Little PSA, derBauer is reporting that he has measured worrying temps in the 12VHPWR connector when using the 5090 Founders Edition. It seems like the card isn’t drawing evenly from all the available conductors, so one in particular is getting hot.
If you’re lucky enough to have found a 5090 FE to buy, please check the video to determine if you might be affected.
Jay from Jayz2cents has pointed out that the 12V rails in the 5090 FE go to a single busplate. He theorises that the issue is either a manufacturing problem (cables with low amps on them are not properly contacting the bus inside the card) or the PSU is not able to provide full amperage to all cables in the plug.
Both Jay and derBauer are using Corsair PSUs, but the person who experienced the burning was using an Asus Loki PSU.
I am less inclined to think PSU myself based on the initial reports… but at this stage it’s hard to tell. Allegedly there are people with third-party 5090s that do individual pin sensing that are complaining about power delivery - this would have happen before the 12V cables are bussed together - but if that part is made by nvidia then maybe it’s exposed to the same manufacturing problem? Or maybe it is the PSU somehow?
This is extremely damning. I have always been suspicious of the connectors design as sending this much power through such a small connector can’t leave a big safety margin and it seems I was right. Someone on Reddit (yeah I know…) did a very comprehensive post about the design and power limits of the 12VHPWR cable and it’s not good. It appears that it should at best have a rating of a maximum 375W, not 600W and even that leaves less safety margin than the regular old PCIe cable standard…
Edit: I will go into more detail about the nonexistant safety margins once I am off work but basically cards like the 4090 and especially the 5090 run the cable close to the absolute maximum rating which incredibly is just a smidge over the design rating. Insanity, especially without monitoring each phase.
_ _ _ _
* JOB A
Answer these questions using the thread about the 5090 Founders Edition connector:
(i) According to Jay, where do the 12V rails in the 5090 FE go?
(ii) Which PSU was the person who experienced the burning using?
(iii) According to the Reddit post, what maximum rating should the 12VHPWR cable have at best?
* JOB B
Reproduce the records from their first line through the line containing "queue-segment <box>11 125 99 134</box>", including both ends.

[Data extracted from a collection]
_ _ _ _
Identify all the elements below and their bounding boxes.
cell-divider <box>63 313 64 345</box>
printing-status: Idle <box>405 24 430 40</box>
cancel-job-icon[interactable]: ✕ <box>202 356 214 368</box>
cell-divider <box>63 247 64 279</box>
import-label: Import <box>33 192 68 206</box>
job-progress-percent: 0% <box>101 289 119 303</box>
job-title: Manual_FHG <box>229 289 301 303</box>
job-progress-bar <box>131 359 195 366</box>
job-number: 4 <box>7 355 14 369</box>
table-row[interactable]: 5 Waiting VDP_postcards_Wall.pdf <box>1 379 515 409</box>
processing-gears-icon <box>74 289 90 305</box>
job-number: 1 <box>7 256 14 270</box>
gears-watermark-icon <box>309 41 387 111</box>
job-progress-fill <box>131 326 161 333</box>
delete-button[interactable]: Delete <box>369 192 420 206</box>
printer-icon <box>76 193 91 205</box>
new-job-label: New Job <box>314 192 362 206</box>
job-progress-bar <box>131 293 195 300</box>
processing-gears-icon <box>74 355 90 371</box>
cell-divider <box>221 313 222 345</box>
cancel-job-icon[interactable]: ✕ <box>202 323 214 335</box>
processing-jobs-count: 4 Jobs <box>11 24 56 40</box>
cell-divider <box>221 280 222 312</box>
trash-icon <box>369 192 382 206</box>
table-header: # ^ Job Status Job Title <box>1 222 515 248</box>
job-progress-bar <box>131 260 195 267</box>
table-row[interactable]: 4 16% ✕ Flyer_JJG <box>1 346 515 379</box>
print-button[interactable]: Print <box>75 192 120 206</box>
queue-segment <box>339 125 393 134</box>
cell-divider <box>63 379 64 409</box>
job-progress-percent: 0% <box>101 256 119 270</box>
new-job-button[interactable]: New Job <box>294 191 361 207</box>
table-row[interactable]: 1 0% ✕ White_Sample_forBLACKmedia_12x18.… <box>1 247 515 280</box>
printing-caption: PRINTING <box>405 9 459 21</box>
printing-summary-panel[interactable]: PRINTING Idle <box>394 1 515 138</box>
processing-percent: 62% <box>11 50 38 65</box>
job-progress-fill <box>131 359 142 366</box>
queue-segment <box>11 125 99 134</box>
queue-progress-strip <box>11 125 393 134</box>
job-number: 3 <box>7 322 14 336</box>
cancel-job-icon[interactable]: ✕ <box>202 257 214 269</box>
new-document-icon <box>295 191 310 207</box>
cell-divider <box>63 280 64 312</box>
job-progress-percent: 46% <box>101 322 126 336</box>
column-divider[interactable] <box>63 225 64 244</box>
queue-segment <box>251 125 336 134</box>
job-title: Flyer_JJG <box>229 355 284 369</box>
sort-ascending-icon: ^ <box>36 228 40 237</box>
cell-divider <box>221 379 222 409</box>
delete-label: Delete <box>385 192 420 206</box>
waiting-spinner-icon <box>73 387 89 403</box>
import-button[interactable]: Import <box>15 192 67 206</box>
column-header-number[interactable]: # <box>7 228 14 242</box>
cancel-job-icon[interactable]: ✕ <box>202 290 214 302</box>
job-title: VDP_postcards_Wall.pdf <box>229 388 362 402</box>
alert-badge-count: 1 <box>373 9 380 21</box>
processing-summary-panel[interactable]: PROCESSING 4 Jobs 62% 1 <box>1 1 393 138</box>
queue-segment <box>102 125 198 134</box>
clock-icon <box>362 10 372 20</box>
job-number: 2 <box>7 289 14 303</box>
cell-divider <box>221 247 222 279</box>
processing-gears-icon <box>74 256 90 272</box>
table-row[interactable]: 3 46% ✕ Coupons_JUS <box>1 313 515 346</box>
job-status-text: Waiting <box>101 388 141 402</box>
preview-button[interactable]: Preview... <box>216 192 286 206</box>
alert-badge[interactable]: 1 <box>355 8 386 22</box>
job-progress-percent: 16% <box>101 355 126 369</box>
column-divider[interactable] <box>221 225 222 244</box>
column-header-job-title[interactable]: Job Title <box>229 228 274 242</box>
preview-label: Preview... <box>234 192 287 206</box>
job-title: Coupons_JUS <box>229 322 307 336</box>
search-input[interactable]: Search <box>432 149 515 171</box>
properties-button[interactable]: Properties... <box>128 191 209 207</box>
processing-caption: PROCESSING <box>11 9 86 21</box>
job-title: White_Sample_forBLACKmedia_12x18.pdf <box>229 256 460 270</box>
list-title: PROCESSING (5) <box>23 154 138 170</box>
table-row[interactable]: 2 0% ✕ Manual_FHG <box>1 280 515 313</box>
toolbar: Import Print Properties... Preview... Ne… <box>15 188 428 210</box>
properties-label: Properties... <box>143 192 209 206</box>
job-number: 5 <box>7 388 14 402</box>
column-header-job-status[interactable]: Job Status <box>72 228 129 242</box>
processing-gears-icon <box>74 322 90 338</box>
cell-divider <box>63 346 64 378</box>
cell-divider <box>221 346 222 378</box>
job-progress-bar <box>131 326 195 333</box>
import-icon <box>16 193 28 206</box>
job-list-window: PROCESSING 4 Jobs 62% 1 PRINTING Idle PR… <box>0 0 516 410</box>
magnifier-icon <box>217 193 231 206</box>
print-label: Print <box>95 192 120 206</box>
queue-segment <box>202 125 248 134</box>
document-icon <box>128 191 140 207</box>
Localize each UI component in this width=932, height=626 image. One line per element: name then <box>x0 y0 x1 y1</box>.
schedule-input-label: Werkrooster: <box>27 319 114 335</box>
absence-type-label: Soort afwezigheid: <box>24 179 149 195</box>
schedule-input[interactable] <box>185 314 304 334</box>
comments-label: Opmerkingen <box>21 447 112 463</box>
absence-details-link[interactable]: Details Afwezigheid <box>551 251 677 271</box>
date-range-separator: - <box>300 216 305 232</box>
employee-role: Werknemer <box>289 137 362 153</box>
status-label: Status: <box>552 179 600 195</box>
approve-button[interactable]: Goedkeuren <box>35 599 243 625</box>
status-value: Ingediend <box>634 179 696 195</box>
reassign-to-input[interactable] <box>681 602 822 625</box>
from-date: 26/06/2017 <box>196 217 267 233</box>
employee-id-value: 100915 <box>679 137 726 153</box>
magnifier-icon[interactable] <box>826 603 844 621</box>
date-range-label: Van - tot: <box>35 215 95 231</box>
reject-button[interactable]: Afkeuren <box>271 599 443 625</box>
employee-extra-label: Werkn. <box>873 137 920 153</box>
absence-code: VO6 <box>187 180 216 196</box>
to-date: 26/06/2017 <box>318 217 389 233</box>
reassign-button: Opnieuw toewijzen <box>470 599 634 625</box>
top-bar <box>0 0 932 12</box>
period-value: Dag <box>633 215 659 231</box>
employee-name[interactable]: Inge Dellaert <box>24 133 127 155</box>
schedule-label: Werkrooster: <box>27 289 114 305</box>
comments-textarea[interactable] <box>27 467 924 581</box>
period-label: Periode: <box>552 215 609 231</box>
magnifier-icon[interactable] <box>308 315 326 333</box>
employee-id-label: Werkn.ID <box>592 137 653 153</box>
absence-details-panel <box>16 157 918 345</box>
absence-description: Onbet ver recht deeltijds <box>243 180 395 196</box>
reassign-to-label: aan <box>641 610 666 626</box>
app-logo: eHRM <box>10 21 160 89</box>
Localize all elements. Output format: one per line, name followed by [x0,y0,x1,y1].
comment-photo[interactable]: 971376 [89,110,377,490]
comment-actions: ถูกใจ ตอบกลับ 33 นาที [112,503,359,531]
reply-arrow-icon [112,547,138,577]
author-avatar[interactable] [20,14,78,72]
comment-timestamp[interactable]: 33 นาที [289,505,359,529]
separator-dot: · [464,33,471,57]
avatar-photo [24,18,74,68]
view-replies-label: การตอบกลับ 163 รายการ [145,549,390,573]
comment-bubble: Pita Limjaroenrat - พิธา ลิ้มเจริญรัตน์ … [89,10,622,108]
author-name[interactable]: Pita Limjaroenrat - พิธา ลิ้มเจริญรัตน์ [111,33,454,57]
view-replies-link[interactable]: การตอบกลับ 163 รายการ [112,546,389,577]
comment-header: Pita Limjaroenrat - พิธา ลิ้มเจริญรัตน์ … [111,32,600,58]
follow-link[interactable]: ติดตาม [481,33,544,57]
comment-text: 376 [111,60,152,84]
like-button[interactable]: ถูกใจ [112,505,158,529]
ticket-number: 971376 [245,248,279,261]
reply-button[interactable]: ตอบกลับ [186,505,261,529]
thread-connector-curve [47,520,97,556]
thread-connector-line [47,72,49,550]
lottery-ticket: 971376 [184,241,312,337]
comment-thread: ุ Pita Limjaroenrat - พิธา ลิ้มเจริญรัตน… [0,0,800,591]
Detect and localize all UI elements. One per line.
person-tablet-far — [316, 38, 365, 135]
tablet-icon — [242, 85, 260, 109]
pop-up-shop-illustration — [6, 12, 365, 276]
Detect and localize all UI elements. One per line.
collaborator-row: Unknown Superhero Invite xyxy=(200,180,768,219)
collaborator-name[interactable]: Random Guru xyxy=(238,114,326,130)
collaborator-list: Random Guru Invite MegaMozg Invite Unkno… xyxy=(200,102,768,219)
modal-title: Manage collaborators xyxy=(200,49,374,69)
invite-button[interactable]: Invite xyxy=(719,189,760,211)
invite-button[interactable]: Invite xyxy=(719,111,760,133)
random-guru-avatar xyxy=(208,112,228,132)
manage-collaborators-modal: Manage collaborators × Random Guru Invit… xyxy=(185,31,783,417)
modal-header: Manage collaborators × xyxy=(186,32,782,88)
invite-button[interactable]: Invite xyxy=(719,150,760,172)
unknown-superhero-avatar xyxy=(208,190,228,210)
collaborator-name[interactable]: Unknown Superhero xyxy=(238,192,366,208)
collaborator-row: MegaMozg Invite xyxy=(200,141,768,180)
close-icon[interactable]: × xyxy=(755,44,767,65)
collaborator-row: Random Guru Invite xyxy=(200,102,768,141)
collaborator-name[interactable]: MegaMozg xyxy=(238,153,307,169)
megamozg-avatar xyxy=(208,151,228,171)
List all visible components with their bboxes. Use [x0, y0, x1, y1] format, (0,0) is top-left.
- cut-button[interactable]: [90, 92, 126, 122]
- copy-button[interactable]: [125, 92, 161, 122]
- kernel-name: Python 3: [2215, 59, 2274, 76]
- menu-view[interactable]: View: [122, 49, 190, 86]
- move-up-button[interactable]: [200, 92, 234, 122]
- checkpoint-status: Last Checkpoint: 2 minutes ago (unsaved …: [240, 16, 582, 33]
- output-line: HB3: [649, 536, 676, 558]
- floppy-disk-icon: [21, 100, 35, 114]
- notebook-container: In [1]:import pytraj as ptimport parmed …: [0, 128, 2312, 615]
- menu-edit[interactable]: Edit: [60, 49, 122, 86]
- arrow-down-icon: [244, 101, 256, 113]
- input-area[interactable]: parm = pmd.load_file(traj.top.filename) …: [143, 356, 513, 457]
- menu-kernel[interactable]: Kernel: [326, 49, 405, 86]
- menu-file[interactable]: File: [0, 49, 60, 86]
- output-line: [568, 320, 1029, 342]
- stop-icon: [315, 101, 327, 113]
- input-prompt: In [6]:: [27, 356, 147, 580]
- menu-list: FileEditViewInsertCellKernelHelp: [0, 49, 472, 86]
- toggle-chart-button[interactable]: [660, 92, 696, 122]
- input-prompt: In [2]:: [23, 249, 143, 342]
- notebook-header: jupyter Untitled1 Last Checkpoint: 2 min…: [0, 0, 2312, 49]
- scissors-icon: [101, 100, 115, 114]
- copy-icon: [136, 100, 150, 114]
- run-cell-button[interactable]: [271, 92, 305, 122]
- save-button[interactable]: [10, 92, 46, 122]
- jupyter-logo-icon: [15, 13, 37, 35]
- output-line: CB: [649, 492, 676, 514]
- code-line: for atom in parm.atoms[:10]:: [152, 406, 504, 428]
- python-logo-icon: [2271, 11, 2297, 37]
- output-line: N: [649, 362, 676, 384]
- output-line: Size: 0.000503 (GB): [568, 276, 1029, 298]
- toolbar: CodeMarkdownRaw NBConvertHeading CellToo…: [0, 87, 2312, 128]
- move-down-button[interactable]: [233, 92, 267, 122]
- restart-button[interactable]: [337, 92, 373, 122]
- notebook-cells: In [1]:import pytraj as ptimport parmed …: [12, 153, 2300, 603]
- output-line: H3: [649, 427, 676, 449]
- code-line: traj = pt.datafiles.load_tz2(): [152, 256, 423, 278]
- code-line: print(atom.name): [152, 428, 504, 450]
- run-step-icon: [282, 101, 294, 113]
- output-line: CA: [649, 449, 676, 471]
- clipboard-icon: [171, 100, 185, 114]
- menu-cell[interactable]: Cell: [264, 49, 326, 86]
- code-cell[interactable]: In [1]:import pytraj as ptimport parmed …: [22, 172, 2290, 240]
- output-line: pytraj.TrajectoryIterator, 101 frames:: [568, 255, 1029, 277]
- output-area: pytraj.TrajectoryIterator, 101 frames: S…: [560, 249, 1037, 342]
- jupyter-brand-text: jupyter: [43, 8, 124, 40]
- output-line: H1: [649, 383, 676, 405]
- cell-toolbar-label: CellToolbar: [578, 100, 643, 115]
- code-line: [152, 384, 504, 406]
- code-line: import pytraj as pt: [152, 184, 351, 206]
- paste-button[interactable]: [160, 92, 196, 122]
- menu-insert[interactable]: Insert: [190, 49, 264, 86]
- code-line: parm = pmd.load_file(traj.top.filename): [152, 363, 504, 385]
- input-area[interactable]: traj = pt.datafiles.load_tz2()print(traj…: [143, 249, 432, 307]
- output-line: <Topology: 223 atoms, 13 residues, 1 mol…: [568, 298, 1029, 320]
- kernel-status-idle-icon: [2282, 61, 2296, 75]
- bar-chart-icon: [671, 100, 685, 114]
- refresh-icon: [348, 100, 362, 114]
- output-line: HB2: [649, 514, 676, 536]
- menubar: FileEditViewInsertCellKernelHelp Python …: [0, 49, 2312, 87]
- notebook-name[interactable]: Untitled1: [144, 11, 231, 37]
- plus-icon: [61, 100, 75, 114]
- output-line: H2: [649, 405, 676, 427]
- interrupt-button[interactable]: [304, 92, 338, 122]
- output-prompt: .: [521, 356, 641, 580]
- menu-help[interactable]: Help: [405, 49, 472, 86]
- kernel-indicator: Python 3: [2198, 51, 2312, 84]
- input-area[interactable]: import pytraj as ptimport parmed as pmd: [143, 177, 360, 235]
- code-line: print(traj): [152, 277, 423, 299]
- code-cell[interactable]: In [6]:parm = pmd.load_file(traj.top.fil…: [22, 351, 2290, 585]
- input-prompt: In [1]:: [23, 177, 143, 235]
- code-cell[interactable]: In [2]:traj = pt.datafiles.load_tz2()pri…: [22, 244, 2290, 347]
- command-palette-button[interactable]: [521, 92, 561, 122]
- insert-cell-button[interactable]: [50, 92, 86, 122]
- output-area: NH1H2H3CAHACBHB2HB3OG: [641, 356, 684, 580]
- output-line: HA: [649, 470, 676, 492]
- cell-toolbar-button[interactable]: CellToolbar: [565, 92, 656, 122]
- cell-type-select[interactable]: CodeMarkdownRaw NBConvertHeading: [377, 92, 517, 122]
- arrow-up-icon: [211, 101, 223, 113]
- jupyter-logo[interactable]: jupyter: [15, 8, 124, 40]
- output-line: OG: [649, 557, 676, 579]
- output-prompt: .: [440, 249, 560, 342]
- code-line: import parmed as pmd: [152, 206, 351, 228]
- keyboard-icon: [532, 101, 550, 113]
_ _ _ _
* RESULT A
(i) To a single busplate.
(ii) An Asus Loki PSU.
(iii) 375W.

* RESULT B
Identify all the elements below and their bounding boxes.
cell-divider <box>63 313 64 345</box>
printing-status: Idle <box>405 24 430 40</box>
cancel-job-icon[interactable]: ✕ <box>202 356 214 368</box>
cell-divider <box>63 247 64 279</box>
import-label: Import <box>33 192 68 206</box>
job-progress-percent: 0% <box>101 289 119 303</box>
job-title: Manual_FHG <box>229 289 301 303</box>
job-progress-bar <box>131 359 195 366</box>
job-number: 4 <box>7 355 14 369</box>
table-row[interactable]: 5 Waiting VDP_postcards_Wall.pdf <box>1 379 515 409</box>
processing-gears-icon <box>74 289 90 305</box>
job-number: 1 <box>7 256 14 270</box>
gears-watermark-icon <box>309 41 387 111</box>
job-progress-fill <box>131 326 161 333</box>
delete-button[interactable]: Delete <box>369 192 420 206</box>
printer-icon <box>76 193 91 205</box>
new-job-label: New Job <box>314 192 362 206</box>
job-progress-bar <box>131 293 195 300</box>
processing-gears-icon <box>74 355 90 371</box>
cell-divider <box>221 313 222 345</box>
cancel-job-icon[interactable]: ✕ <box>202 323 214 335</box>
processing-jobs-count: 4 Jobs <box>11 24 56 40</box>
cell-divider <box>221 280 222 312</box>
trash-icon <box>369 192 382 206</box>
table-header: # ^ Job Status Job Title <box>1 222 515 248</box>
job-progress-bar <box>131 260 195 267</box>
table-row[interactable]: 4 16% ✕ Flyer_JJG <box>1 346 515 379</box>
print-button[interactable]: Print <box>75 192 120 206</box>
queue-segment <box>339 125 393 134</box>
cell-divider <box>63 379 64 409</box>
job-progress-percent: 0% <box>101 256 119 270</box>
new-job-button[interactable]: New Job <box>294 191 361 207</box>
table-row[interactable]: 1 0% ✕ White_Sample_forBLACKmedia_12x18.… <box>1 247 515 280</box>
printing-caption: PRINTING <box>405 9 459 21</box>
printing-summary-panel[interactable]: PRINTING Idle <box>394 1 515 138</box>
processing-percent: 62% <box>11 50 38 65</box>
job-progress-fill <box>131 359 142 366</box>
queue-segment <box>11 125 99 134</box>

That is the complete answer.